▼▼▼
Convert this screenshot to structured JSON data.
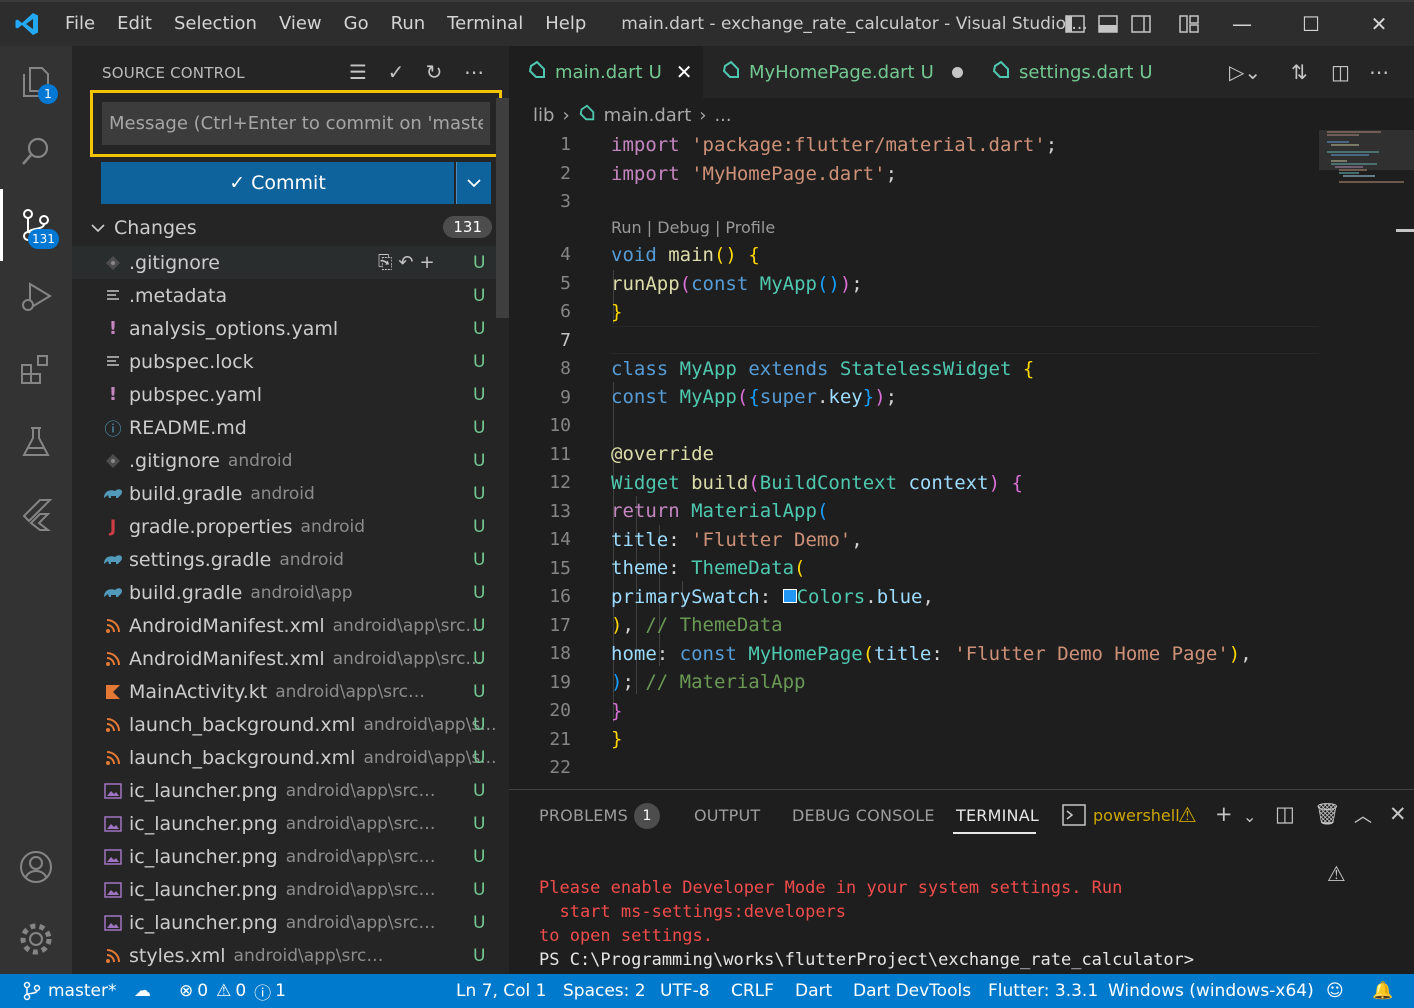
{
  "colors": {
    "accent": "#007acc",
    "highlight_outline": "#f5c400",
    "untracked": "#73c991",
    "error": "#f14c4c"
  },
  "titlebar": {
    "menu": [
      "File",
      "Edit",
      "Selection",
      "View",
      "Go",
      "Run",
      "Terminal",
      "Help"
    ],
    "title": "main.dart - exchange_rate_calculator - Visual Studio ..."
  },
  "activity": {
    "explorer_badge": "1",
    "scm_badge": "131"
  },
  "scm": {
    "title": "SOURCE CONTROL",
    "message_placeholder": "Message (Ctrl+Enter to commit on 'master')",
    "commit_label": "✓ Commit",
    "changes_label": "Changes",
    "changes_count": "131",
    "files": [
      {
        "name": ".gitignore",
        "path": "",
        "status": "U",
        "icon": "git-icon"
      },
      {
        "name": ".metadata",
        "path": "",
        "status": "U",
        "icon": "lines-icon"
      },
      {
        "name": "analysis_options.yaml",
        "path": "",
        "status": "U",
        "icon": "yaml-icon"
      },
      {
        "name": "pubspec.lock",
        "path": "",
        "status": "U",
        "icon": "lines-icon"
      },
      {
        "name": "pubspec.yaml",
        "path": "",
        "status": "U",
        "icon": "yaml-icon"
      },
      {
        "name": "README.md",
        "path": "",
        "status": "U",
        "icon": "info-icon"
      },
      {
        "name": ".gitignore",
        "path": "android",
        "status": "U",
        "icon": "git-icon"
      },
      {
        "name": "build.gradle",
        "path": "android",
        "status": "U",
        "icon": "gradle-icon"
      },
      {
        "name": "gradle.properties",
        "path": "android",
        "status": "U",
        "icon": "java-icon"
      },
      {
        "name": "settings.gradle",
        "path": "android",
        "status": "U",
        "icon": "gradle-icon"
      },
      {
        "name": "build.gradle",
        "path": "android\\app",
        "status": "U",
        "icon": "gradle-icon"
      },
      {
        "name": "AndroidManifest.xml",
        "path": "android\\app\\src\\...",
        "status": "U",
        "icon": "rss-icon"
      },
      {
        "name": "AndroidManifest.xml",
        "path": "android\\app\\src\\...",
        "status": "U",
        "icon": "rss-icon"
      },
      {
        "name": "MainActivity.kt",
        "path": "android\\app\\src\\main\\k...",
        "status": "U",
        "icon": "kotlin-icon"
      },
      {
        "name": "launch_background.xml",
        "path": "android\\app\\s...",
        "status": "U",
        "icon": "rss-icon"
      },
      {
        "name": "launch_background.xml",
        "path": "android\\app\\s...",
        "status": "U",
        "icon": "rss-icon"
      },
      {
        "name": "ic_launcher.png",
        "path": "android\\app\\src\\main\\...",
        "status": "U",
        "icon": "image-icon"
      },
      {
        "name": "ic_launcher.png",
        "path": "android\\app\\src\\main\\...",
        "status": "U",
        "icon": "image-icon"
      },
      {
        "name": "ic_launcher.png",
        "path": "android\\app\\src\\main\\...",
        "status": "U",
        "icon": "image-icon"
      },
      {
        "name": "ic_launcher.png",
        "path": "android\\app\\src\\main\\...",
        "status": "U",
        "icon": "image-icon"
      },
      {
        "name": "ic_launcher.png",
        "path": "android\\app\\src\\main\\...",
        "status": "U",
        "icon": "image-icon"
      },
      {
        "name": "styles.xml",
        "path": "android\\app\\src\\main\\res\\val...",
        "status": "U",
        "icon": "rss-icon"
      }
    ]
  },
  "tabs": [
    {
      "label": "main.dart",
      "status": "U"
    },
    {
      "label": "MyHomePage.dart",
      "status": "U"
    },
    {
      "label": "settings.dart",
      "status": "U"
    }
  ],
  "breadcrumb": {
    "folder": "lib",
    "file": "main.dart",
    "rest": "..."
  },
  "editor": {
    "codelens": "Run | Debug | Profile",
    "line_numbers": [
      "1",
      "2",
      "3",
      "4",
      "5",
      "6",
      "7",
      "8",
      "9",
      "10",
      "11",
      "12",
      "13",
      "14",
      "15",
      "16",
      "17",
      "18",
      "19",
      "20",
      "21",
      "22"
    ],
    "current_line": 7
  },
  "panel": {
    "tabs": [
      "PROBLEMS",
      "OUTPUT",
      "DEBUG CONSOLE",
      "TERMINAL"
    ],
    "problems_count": "1",
    "terminal_name": "powershell",
    "output": [
      "Please enable Developer Mode in your system settings. Run",
      "  start ms-settings:developers",
      "to open settings.",
      "PS C:\\Programming\\works\\flutterProject\\exchange_rate_calculator>"
    ]
  },
  "statusbar": {
    "branch": "master*",
    "errors": "0",
    "warnings": "0",
    "infos": "1",
    "position": "Ln 7, Col 1",
    "spaces": "Spaces: 2",
    "encoding": "UTF-8",
    "eol": "CRLF",
    "language": "Dart",
    "devtools": "Dart DevTools",
    "flutter": "Flutter: 3.3.1",
    "device": "Windows (windows-x64)"
  }
}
▲▲▲
» GOAL: Transcribe the material exactly, and leave out whatever pictures it holds.

» SOLUTION FOR THIS TASK:
Convert this screenshot to structured JSON data.
{
  "colors": {
    "accent": "#007acc",
    "highlight_outline": "#f5c400",
    "untracked": "#73c991",
    "error": "#f14c4c"
  },
  "titlebar": {
    "menu": [
      "File",
      "Edit",
      "Selection",
      "View",
      "Go",
      "Run",
      "Terminal",
      "Help"
    ],
    "title": "main.dart - exchange_rate_calculator - Visual Studio ..."
  },
  "activity": {
    "explorer_badge": "1",
    "scm_badge": "131"
  },
  "scm": {
    "title": "SOURCE CONTROL",
    "message_placeholder": "Message (Ctrl+Enter to commit on 'master')",
    "commit_label": "✓ Commit",
    "changes_label": "Changes",
    "changes_count": "131",
    "files": [
      {
        "name": ".gitignore",
        "path": "",
        "status": "U",
        "icon": "git-icon"
      },
      {
        "name": ".metadata",
        "path": "",
        "status": "U",
        "icon": "lines-icon"
      },
      {
        "name": "analysis_options.yaml",
        "path": "",
        "status": "U",
        "icon": "yaml-icon"
      },
      {
        "name": "pubspec.lock",
        "path": "",
        "status": "U",
        "icon": "lines-icon"
      },
      {
        "name": "pubspec.yaml",
        "path": "",
        "status": "U",
        "icon": "yaml-icon"
      },
      {
        "name": "README.md",
        "path": "",
        "status": "U",
        "icon": "info-icon"
      },
      {
        "name": ".gitignore",
        "path": "android",
        "status": "U",
        "icon": "git-icon"
      },
      {
        "name": "build.gradle",
        "path": "android",
        "status": "U",
        "icon": "gradle-icon"
      },
      {
        "name": "gradle.properties",
        "path": "android",
        "status": "U",
        "icon": "java-icon"
      },
      {
        "name": "settings.gradle",
        "path": "android",
        "status": "U",
        "icon": "gradle-icon"
      },
      {
        "name": "build.gradle",
        "path": "android\\app",
        "status": "U",
        "icon": "gradle-icon"
      },
      {
        "name": "AndroidManifest.xml",
        "path": "android\\app\\src\\...",
        "status": "U",
        "icon": "rss-icon"
      },
      {
        "name": "AndroidManifest.xml",
        "path": "android\\app\\src\\...",
        "status": "U",
        "icon": "rss-icon"
      },
      {
        "name": "MainActivity.kt",
        "path": "android\\app\\src\\main\\k...",
        "status": "U",
        "icon": "kotlin-icon"
      },
      {
        "name": "launch_background.xml",
        "path": "android\\app\\s...",
        "status": "U",
        "icon": "rss-icon"
      },
      {
        "name": "launch_background.xml",
        "path": "android\\app\\s...",
        "status": "U",
        "icon": "rss-icon"
      },
      {
        "name": "ic_launcher.png",
        "path": "android\\app\\src\\main\\...",
        "status": "U",
        "icon": "image-icon"
      },
      {
        "name": "ic_launcher.png",
        "path": "android\\app\\src\\main\\...",
        "status": "U",
        "icon": "image-icon"
      },
      {
        "name": "ic_launcher.png",
        "path": "android\\app\\src\\main\\...",
        "status": "U",
        "icon": "image-icon"
      },
      {
        "name": "ic_launcher.png",
        "path": "android\\app\\src\\main\\...",
        "status": "U",
        "icon": "image-icon"
      },
      {
        "name": "ic_launcher.png",
        "path": "android\\app\\src\\main\\...",
        "status": "U",
        "icon": "image-icon"
      },
      {
        "name": "styles.xml",
        "path": "android\\app\\src\\main\\res\\val...",
        "status": "U",
        "icon": "rss-icon"
      }
    ]
  },
  "tabs": [
    {
      "label": "main.dart",
      "status": "U"
    },
    {
      "label": "MyHomePage.dart",
      "status": "U"
    },
    {
      "label": "settings.dart",
      "status": "U"
    }
  ],
  "breadcrumb": {
    "folder": "lib",
    "file": "main.dart",
    "rest": "..."
  },
  "editor": {
    "codelens": "Run | Debug | Profile",
    "line_numbers": [
      "1",
      "2",
      "3",
      "4",
      "5",
      "6",
      "7",
      "8",
      "9",
      "10",
      "11",
      "12",
      "13",
      "14",
      "15",
      "16",
      "17",
      "18",
      "19",
      "20",
      "21",
      "22"
    ],
    "current_line": 7
  },
  "panel": {
    "tabs": [
      "PROBLEMS",
      "OUTPUT",
      "DEBUG CONSOLE",
      "TERMINAL"
    ],
    "problems_count": "1",
    "terminal_name": "powershell",
    "output": [
      "Please enable Developer Mode in your system settings. Run",
      "  start ms-settings:developers",
      "to open settings.",
      "PS C:\\Programming\\works\\flutterProject\\exchange_rate_calculator>"
    ]
  },
  "statusbar": {
    "branch": "master*",
    "errors": "0",
    "warnings": "0",
    "infos": "1",
    "position": "Ln 7, Col 1",
    "spaces": "Spaces: 2",
    "encoding": "UTF-8",
    "eol": "CRLF",
    "language": "Dart",
    "devtools": "Dart DevTools",
    "flutter": "Flutter: 3.3.1",
    "device": "Windows (windows-x64)"
  }
}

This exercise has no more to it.